→ **Provided text**

Thief of Echoes, by Sandra Boyle, is a fast, moody sci-fi thriller about memory, identity, and the danger of letting powerful institutions decide what counts as truth. Elara Vale works inside a system built to extract, archive, alter, and erase memories, but the story really begins when one corrupted thread pulls her toward a buried part of her own past. Early on, she asks, “What does it say about me that I’m better at stealing memories than saving them?” That question becomes the emotional engine of the book.

The novel’s world is sleek, cold, and unsettling in a way that fits the story perfectly. The Ministry, neural syncs, memory residue, echo files, and underground networks all feel like pieces of a society that’s learned how to control people without always needing chains. Boyle gives the tech a haunted quality, so the book doesn’t read like a gadget-heavy future. It reads like a mystery where every machine might be hiding a ghost.

Elara is the heart of the book, and she’s easy to follow because her fear never makes her passive. She’s scared, confused, angry, and often unsure of what’s real, but she keeps moving anyway. Her relationships with Milo, Maren, Lena, and the other fractured figures around her give the story its warmth. The book works best when it lets those connections push against the colder conspiracy plot, especially as Elara starts to understand that memory isn’t just evidence. It’s selfhood.

→ **Stored records**
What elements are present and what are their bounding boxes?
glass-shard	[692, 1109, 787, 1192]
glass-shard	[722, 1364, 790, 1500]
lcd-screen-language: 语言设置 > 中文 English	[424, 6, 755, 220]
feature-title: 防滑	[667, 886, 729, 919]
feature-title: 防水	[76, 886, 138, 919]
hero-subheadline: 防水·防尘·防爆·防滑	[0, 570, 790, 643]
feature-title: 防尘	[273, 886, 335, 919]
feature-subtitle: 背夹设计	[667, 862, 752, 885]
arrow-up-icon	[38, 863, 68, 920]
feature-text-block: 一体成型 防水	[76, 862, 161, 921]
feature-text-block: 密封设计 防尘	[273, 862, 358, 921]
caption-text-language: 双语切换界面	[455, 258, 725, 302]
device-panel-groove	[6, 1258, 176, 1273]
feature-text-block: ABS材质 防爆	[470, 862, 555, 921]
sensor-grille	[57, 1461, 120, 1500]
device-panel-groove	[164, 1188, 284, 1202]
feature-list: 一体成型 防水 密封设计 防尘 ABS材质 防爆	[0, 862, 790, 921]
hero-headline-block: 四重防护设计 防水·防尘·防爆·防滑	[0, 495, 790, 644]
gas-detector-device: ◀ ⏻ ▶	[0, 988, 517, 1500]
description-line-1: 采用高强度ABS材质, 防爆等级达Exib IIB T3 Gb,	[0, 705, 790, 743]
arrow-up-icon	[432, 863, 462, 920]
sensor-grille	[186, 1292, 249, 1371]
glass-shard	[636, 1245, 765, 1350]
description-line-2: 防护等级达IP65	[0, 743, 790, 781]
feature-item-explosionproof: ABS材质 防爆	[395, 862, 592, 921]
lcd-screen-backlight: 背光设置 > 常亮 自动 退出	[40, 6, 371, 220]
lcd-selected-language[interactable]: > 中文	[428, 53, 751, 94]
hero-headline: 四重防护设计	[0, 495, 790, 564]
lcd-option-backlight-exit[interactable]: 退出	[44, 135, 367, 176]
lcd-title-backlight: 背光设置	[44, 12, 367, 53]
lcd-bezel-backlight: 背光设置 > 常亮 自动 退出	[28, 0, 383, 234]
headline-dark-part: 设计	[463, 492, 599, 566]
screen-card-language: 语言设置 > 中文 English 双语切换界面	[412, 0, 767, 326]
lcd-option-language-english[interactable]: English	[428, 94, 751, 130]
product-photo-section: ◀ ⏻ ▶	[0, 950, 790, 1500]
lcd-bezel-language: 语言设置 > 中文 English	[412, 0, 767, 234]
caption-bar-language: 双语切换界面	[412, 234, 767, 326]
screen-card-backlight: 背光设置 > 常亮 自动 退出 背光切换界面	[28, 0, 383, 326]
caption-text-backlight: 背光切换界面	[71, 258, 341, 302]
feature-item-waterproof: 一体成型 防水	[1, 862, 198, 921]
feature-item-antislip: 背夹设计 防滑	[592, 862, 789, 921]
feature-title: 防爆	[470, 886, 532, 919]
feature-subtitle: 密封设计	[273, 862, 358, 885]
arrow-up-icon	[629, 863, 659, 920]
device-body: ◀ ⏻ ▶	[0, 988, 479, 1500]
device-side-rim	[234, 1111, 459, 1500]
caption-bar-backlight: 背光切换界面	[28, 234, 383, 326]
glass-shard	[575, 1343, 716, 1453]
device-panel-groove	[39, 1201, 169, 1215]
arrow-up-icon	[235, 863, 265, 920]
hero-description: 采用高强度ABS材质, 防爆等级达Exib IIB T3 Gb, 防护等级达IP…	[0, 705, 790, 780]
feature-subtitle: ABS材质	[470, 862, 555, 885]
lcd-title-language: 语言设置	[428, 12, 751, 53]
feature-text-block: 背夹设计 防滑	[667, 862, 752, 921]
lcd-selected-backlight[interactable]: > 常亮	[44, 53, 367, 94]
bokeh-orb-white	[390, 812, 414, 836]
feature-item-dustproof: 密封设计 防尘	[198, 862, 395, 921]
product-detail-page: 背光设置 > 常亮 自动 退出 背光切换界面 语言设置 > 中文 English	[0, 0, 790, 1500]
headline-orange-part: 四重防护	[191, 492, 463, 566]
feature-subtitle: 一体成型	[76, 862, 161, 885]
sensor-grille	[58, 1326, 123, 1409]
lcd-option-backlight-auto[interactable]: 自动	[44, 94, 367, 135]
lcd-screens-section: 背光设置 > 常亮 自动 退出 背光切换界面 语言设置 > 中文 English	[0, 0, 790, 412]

→ **Given task A**
According to the review, what does the system that Elara Vale works inside do with memories?
→ **Given task B**
Please reproduce the review word for word, beginning at the words "Thief of Echoes, by" and stopping after "of the book.".
The material isn't needed here.

→ **Complete response A**
It extracts, archives, alters, and erases them.

→ **Complete response B**
Thief of Echoes, by Sandra Boyle, is a fast, moody sci-fi thriller about memory, identity, and the danger of letting powerful institutions decide what counts as truth. Elara Vale works inside a system built to extract, archive, alter, and erase memories, but the story really begins when one corrupted thread pulls her toward a buried part of her own past. Early on, she asks, “What does it say about me that I’m better at stealing memories than saving them?” That question becomes the emotional engine of the book.